_Work to do:_ Render the material from its first line through the line containing "back-button[interactable]: 戻る <box>818", inclusive, as a Markdown table with the columns Row and Text. Put the row number in Row and the line in Text, and omit blank lines.

_Records for the exercise:_

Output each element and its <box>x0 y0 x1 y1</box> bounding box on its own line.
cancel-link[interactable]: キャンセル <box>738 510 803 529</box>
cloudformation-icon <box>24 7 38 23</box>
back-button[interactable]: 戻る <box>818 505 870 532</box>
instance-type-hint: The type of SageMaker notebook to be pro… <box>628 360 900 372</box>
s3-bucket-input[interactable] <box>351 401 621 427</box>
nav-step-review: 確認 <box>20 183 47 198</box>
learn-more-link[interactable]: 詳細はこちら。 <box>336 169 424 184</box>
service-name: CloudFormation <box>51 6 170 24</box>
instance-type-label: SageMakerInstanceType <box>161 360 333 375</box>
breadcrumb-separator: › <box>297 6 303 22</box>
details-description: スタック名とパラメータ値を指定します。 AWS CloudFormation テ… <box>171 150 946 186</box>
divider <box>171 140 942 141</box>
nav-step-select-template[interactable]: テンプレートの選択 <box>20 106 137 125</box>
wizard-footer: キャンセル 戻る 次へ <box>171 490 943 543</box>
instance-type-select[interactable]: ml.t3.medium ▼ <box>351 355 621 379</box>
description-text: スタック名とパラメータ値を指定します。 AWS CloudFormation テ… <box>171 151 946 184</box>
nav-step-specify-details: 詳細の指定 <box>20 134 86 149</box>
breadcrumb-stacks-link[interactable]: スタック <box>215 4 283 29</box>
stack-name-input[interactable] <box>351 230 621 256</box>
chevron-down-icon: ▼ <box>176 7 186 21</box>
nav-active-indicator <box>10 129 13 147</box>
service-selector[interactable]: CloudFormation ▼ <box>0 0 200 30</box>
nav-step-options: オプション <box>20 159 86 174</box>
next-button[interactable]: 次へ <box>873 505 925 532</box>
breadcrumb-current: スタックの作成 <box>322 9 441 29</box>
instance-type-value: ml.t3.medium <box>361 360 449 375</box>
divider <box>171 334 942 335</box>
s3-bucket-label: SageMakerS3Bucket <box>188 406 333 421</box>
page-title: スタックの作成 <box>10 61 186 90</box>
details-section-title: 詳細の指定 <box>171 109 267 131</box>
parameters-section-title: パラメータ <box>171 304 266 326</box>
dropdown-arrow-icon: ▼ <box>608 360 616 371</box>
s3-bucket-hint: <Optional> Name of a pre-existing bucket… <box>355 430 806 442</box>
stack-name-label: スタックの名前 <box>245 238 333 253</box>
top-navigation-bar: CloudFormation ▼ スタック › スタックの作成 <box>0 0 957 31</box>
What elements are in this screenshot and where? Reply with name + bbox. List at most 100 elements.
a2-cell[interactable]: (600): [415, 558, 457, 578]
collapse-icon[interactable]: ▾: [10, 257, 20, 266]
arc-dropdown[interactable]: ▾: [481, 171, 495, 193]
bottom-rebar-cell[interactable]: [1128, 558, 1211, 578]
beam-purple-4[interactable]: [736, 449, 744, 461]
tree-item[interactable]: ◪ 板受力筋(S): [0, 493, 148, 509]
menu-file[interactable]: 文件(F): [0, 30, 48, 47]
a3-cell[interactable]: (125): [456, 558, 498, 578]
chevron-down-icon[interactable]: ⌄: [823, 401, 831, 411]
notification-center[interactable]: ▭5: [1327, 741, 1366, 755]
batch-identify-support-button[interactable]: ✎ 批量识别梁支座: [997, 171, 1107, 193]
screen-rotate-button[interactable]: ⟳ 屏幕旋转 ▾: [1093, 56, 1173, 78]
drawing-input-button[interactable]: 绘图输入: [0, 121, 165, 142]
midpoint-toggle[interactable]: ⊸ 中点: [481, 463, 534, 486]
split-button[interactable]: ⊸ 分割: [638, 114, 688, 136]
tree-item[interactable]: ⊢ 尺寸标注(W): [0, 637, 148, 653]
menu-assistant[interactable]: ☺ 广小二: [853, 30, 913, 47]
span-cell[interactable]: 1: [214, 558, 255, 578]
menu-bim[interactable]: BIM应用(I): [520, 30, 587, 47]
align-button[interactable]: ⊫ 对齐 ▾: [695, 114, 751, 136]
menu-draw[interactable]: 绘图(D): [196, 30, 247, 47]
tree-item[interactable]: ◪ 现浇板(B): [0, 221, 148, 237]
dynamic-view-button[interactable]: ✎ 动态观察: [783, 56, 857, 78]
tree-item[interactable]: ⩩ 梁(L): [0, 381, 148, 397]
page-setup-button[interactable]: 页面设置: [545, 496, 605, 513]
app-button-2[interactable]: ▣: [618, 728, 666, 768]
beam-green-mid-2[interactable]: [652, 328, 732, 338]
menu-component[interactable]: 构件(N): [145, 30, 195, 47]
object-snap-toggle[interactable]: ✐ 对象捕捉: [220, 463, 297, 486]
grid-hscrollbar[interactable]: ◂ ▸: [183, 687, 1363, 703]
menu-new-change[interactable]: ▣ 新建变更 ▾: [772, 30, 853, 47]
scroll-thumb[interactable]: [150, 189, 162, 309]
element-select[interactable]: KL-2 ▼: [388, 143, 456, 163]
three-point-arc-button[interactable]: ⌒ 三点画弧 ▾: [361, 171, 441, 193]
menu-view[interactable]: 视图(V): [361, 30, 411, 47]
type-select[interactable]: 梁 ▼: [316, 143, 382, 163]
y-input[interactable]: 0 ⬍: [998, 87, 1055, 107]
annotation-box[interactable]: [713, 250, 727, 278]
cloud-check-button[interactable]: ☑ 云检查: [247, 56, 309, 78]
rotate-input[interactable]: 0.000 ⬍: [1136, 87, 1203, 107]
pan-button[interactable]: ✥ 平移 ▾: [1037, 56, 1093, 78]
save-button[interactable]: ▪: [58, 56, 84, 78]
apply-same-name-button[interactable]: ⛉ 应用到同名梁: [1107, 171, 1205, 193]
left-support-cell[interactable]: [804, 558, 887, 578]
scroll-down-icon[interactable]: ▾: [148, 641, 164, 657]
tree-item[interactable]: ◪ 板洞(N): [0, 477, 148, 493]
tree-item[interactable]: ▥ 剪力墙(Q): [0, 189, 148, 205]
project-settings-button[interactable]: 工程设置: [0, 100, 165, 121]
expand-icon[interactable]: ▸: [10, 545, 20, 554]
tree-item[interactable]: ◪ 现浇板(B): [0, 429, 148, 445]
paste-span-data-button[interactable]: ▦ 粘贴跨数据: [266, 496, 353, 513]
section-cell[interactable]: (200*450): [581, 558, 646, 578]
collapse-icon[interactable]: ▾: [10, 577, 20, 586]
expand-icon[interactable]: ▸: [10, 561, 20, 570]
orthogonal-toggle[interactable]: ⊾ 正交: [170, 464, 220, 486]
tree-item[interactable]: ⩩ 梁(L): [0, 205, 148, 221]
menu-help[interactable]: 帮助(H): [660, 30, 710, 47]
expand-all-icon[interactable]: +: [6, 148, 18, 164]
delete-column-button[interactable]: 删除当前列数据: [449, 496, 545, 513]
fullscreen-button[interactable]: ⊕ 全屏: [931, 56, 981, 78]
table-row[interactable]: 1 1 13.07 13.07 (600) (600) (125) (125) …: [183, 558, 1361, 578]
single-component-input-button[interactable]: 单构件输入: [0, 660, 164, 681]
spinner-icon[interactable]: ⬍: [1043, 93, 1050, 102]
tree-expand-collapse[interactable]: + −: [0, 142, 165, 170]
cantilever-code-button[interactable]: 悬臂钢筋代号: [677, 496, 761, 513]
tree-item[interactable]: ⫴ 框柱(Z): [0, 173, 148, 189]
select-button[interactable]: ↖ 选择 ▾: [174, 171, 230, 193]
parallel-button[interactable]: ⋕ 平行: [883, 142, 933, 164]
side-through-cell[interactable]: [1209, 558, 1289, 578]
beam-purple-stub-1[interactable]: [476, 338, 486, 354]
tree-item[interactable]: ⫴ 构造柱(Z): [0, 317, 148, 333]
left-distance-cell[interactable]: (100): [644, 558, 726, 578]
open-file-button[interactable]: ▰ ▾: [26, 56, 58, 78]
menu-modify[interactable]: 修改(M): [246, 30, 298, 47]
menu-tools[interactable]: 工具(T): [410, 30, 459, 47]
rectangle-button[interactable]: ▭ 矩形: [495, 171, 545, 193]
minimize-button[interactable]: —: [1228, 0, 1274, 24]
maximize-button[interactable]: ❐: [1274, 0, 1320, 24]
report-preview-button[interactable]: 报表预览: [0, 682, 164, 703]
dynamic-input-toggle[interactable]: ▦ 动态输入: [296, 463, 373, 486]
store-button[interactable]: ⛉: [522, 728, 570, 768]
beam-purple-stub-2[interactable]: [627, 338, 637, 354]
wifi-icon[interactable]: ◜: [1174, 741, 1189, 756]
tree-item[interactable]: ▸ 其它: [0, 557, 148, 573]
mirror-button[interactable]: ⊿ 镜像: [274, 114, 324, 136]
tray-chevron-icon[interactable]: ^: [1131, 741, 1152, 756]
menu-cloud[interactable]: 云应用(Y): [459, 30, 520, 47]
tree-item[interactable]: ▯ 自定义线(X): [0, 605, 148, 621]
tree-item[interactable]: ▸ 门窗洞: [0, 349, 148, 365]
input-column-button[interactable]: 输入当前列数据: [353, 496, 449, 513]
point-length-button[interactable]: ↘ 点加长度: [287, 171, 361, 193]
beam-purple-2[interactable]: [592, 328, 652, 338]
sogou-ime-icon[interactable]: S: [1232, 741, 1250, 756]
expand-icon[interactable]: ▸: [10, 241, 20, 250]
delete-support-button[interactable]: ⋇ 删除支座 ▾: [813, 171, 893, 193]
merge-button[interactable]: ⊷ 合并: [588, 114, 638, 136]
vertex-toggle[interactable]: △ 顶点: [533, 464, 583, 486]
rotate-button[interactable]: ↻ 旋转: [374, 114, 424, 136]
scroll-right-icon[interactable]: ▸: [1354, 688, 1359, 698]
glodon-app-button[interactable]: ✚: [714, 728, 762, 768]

_Solved problem:_
| Row | Text |
|---|---|
| 1 | Output each element and its <box>x0 y0 x1 y1</box> bounding box on its own line. |
| 2 | cancel-link[interactable]: キャンセル <box>738 510 803 529</box> |
| 3 | cloudformation-icon <box>24 7 38 23</box> |
| 4 | back-button[interactable]: 戻る <box>818 505 870 532</box> |